▶ _TASK INSTRUCTIONS_
Continue the forum discussion about placing a thin washer between a truck and its bolster, picking up from the point at which it stops.

▶ _TEXT EXTRACT_
☆ ☆ ☆ ☆ ☆ ☆ ☆

Greg if it is a problem, he could use a thin washer which would reduce the surface area of contact.

Chuck


----------



## Pete Thornton (Jan 2, 2008)

chuck n said:


> Greg if it is a problem, he could use a thin washer which would reduce the surface area of contact.
> 
> Chuck


I think it would need more than a thin washer to get over a bump in the track.


----------



## chuck n (Jan 2, 2008)

Pete

I don't understand your comment. There is a lot of potential friction from the smoothing of both the top of the truck and the bolster, because of the large area now in contact. The washer would reduce the area of contact and minimize the the amount of dirt that could get caught between the two.

Chuck


----------



## riderdan (Jan 2, 2014)

chuck n said:


> The washer would reduce the area of contact and minimize the the amount of dirt that could get caught between the two.
> 
> Chuck


But a thin washer won't allow the truck to pitch or roll as much over bumpy track. The pivoting (yaw) would be OK with the reduced friction, but what about "rocking" over uneven track?


----------



## chuck n (Jan 2, 2008)

But there won't be any pitch and roll with two large flat surfaces in contact.

Chuck


----------



## riderdan (Jan 2, 2014)

chuck n said:


> But there won't be any pitch and roll with two large flat surfaces in contact.
> 
> Chuck


I don't have any rolling stock that big, but don't the trucks need to be able to "wobble" over uneven track work? I thought that was why some power blocks had one "tilting" axle...


----------



## chuck n (Jan 2, 2008)

Yes, but look at Peter's pictures and Greg's comment. Peter leveled the top of the truck and plained down the bolster. As is see it there isn't any flexibility there. I thought that a washer might help. I could be wrong, but I think that there are problems with two flat plates meeting to hold and control the trucks.

Chuck


----------



## riderdan (Jan 2, 2014)

☆ ☆ ☆ ☆ ☆ ☆ ☆

▶ _DATA RECORDS_
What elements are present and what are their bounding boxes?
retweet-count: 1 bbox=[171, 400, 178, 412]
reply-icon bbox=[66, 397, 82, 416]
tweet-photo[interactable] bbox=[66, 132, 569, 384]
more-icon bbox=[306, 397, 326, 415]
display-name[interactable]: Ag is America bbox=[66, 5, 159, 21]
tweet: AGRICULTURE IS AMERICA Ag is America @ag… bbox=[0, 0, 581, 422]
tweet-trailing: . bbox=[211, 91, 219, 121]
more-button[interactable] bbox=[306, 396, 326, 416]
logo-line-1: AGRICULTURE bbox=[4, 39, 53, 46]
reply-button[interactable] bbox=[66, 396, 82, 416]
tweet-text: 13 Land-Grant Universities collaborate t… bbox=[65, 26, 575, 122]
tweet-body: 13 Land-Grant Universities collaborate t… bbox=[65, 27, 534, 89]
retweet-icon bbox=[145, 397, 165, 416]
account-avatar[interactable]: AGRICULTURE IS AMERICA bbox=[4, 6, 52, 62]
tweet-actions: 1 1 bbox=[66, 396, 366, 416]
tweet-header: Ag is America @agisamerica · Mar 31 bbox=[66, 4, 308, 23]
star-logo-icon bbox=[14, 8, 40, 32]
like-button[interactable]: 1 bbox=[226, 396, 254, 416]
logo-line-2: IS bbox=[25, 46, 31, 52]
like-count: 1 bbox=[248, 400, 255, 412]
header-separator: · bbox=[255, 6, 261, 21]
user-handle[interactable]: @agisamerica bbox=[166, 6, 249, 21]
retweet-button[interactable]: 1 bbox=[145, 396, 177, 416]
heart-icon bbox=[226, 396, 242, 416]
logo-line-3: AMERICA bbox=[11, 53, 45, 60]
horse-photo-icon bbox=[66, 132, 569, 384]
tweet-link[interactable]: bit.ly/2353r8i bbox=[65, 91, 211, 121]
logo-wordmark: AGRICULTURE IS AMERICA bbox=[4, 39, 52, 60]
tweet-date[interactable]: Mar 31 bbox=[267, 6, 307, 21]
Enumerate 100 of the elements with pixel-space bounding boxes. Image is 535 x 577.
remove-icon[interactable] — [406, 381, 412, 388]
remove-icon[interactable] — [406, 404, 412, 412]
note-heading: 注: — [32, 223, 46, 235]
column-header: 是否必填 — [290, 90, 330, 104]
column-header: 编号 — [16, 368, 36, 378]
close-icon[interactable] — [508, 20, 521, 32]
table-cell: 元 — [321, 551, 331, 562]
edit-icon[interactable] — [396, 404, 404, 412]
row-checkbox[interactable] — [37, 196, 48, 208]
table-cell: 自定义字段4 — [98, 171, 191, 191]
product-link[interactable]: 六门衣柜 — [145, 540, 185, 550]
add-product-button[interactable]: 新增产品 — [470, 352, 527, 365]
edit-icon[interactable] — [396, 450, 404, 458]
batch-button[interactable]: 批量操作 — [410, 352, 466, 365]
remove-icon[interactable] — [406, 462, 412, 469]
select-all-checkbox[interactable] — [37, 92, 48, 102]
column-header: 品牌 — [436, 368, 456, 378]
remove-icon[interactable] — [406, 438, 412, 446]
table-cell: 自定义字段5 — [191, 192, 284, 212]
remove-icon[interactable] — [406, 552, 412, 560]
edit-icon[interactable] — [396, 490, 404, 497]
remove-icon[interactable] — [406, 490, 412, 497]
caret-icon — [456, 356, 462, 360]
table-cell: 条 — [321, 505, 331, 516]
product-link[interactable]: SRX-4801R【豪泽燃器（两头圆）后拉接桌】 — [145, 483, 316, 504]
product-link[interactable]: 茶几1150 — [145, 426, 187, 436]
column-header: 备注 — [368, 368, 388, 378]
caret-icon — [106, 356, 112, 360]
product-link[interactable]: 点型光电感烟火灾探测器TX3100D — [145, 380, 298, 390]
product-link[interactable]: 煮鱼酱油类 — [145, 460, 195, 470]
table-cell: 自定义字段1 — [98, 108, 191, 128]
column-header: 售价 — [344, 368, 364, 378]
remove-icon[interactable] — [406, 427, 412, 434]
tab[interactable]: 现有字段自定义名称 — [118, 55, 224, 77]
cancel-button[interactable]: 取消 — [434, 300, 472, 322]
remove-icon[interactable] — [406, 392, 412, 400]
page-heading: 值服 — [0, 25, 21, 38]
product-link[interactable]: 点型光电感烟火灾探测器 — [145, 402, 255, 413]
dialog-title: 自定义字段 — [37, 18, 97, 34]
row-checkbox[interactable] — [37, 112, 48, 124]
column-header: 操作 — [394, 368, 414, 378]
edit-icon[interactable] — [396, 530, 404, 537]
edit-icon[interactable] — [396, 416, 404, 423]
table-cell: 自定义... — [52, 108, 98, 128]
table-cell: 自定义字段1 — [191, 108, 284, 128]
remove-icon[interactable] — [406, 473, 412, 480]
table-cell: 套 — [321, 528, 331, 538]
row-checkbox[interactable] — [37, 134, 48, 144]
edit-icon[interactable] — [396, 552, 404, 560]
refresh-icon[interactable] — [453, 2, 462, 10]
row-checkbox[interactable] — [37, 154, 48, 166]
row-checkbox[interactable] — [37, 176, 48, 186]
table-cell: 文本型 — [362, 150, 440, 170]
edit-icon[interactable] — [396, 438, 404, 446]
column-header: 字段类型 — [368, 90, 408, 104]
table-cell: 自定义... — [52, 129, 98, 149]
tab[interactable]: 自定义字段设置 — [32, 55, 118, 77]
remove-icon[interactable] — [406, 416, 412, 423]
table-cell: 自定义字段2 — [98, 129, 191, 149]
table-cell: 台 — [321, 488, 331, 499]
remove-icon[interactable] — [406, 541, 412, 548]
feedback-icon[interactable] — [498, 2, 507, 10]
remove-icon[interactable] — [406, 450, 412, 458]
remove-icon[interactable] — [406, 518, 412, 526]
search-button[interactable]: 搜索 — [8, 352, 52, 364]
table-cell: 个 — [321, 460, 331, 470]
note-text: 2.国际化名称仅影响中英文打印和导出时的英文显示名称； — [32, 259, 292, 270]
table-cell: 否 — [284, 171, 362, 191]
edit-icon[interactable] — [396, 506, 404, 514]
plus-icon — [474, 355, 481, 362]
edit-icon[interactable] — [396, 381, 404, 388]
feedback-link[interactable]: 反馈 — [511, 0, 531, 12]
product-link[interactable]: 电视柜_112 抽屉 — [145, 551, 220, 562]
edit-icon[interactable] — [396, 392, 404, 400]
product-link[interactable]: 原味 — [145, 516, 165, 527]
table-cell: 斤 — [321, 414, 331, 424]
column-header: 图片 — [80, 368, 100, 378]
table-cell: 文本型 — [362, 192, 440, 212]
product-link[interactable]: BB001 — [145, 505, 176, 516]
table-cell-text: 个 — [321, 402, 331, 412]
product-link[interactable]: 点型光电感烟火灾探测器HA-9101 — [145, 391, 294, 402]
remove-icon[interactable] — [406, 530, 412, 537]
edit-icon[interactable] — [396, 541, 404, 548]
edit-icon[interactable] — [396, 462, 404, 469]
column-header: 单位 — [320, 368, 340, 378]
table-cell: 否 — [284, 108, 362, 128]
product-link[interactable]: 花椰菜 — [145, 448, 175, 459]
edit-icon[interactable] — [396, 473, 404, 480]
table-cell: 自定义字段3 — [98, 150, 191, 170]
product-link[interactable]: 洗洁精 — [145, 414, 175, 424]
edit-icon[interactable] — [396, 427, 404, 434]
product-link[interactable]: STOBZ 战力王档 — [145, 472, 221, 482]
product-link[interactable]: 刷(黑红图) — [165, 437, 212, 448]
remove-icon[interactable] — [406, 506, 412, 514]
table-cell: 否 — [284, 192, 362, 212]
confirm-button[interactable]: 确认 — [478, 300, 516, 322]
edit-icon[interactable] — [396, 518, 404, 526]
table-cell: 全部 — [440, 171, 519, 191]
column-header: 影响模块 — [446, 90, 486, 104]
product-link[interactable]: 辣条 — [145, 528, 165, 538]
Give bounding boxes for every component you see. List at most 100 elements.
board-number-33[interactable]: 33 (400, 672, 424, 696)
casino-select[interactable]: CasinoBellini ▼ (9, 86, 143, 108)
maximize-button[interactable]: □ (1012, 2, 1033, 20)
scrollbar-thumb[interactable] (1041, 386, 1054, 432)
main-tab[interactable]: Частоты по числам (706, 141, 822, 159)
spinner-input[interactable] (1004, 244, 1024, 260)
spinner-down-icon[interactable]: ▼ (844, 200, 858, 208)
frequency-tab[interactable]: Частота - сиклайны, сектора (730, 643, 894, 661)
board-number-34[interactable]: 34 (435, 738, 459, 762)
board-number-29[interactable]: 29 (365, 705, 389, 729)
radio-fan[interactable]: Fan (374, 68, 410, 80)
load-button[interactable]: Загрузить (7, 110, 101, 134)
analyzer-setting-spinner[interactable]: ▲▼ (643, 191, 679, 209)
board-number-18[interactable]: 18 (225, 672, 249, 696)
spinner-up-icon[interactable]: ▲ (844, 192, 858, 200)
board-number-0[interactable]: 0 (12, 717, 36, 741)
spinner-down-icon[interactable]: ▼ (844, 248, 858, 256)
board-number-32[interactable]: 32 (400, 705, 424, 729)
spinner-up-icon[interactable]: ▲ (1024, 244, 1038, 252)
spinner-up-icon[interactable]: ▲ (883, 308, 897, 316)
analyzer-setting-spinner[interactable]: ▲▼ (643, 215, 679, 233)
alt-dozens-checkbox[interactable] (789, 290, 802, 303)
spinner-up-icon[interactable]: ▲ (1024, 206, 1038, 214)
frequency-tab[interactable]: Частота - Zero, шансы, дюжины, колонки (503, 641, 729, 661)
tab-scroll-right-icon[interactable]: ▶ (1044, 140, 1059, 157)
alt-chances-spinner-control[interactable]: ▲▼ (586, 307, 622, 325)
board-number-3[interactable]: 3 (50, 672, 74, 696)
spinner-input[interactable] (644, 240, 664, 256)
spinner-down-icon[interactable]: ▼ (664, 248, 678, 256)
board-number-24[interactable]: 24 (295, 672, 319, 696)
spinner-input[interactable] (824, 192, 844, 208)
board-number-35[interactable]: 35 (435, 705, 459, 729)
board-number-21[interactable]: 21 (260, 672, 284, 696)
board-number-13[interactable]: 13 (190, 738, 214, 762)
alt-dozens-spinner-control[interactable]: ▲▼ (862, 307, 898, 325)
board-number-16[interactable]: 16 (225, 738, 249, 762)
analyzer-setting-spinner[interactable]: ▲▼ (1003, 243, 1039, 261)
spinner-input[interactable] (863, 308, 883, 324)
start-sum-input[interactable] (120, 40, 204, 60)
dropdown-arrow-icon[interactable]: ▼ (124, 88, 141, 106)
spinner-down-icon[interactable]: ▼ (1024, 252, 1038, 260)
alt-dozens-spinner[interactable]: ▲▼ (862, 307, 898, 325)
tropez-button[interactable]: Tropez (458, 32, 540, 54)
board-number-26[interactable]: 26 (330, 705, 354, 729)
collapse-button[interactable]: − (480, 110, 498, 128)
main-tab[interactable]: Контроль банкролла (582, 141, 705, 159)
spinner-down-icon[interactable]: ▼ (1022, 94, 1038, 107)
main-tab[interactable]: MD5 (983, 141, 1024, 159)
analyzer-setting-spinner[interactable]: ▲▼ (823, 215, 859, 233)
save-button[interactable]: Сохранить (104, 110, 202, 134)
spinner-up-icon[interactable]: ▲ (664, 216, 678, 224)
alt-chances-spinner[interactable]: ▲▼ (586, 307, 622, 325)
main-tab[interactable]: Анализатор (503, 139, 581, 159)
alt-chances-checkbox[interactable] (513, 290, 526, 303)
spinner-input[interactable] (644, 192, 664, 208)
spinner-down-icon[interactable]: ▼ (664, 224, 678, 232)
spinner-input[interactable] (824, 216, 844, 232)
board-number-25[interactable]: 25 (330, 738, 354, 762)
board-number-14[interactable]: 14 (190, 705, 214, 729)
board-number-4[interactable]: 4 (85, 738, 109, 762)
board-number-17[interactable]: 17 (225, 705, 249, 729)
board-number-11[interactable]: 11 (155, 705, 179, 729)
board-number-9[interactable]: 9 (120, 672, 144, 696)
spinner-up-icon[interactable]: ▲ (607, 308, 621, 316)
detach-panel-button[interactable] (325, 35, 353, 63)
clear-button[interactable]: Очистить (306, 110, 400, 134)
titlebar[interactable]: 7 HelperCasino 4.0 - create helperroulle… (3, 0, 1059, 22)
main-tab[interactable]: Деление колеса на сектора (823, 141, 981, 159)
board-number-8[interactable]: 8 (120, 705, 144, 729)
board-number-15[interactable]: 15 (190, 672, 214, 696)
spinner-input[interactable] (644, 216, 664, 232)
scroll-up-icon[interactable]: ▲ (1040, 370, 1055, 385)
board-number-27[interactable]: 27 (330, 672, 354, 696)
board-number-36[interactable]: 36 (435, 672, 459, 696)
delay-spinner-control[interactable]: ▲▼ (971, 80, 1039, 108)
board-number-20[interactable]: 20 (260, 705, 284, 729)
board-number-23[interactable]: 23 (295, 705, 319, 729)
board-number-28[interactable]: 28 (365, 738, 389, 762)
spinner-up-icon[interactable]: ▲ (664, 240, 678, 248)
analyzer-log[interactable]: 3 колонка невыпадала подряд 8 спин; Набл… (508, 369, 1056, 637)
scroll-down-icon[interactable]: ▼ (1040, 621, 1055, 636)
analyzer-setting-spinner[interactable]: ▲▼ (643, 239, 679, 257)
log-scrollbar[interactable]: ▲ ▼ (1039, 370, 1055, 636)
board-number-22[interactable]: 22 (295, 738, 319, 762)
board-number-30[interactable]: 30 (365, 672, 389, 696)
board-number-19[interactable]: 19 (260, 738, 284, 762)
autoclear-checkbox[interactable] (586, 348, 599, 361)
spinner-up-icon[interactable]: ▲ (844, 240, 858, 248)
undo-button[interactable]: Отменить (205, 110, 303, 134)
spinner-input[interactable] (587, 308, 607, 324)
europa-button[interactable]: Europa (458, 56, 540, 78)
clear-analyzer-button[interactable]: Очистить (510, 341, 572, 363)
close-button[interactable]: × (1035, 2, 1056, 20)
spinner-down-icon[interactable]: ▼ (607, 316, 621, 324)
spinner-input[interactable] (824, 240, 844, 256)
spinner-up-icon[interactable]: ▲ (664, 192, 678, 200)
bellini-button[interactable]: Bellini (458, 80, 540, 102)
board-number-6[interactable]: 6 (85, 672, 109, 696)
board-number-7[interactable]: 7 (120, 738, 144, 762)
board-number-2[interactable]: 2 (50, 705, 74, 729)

☆ ☆ ☆ ☆ ☆ ☆ ☆

▶ _SOLVED PROBLEM_
chuck n said:


> Yes, but look at Peter's pictures and Greg's comment. Peter leveled the top of the truck and plained down the bolster. As is see it there isn't any flexibility there. I thought that a washer might help. I could be wrong, but I think that there are problems with two flat plates meeting to hold and control the trucks.
> 
> Chuck


Understod. I guess I was thinking that across that large a flat area, a washer's thickness wouldn't be enough to allow the necessary movement. We'll have to see what Peter does and if it works


----------



## Pete Thornton (Jan 2, 2008)

chuck n said:


> But there won't be any pitch and roll with two large flat surfaces in contact.
> 
> Chuck


Exactly. At the first bump or uneven track, the coach will derail.
Ya gotta allow for lateral and longitudinal rocking of the truck, unless every track it runs on is perfectly flat.

I suspect it will need a lot of thin washers to make it stay on the track.


----------



## derPeter (Dec 26, 2010)

Hallo again,

perhaps i forgot a pic incl. the washer.. ;-))
jess the truck has movement along the side and length of car and the bolster is now under the middle axle of truck (there were the weight of car presses..)
I also was canceling the idea, to cut the car at length, becaus iam from nature a lazy guy and it saves lot of work..
Only change will be the reducing of height, that can be visible from side not the width..
The bolster is cutted and turned flat and glued from inside of car.
So i will continue with the other 3 cars

Greetings from
derPeter


----------



## Greg Elmassian (Jan 3, 2008)

Hah!

I was going to go to the flexibility issue next. With such large surfaces, you will need a pretty thick washer to give the flexibility back.

You might wind up with a 1/4" washer, which will negate a lot of the lowering achieved. Most people find a way to use a lower profile bolster on the car, or recess it.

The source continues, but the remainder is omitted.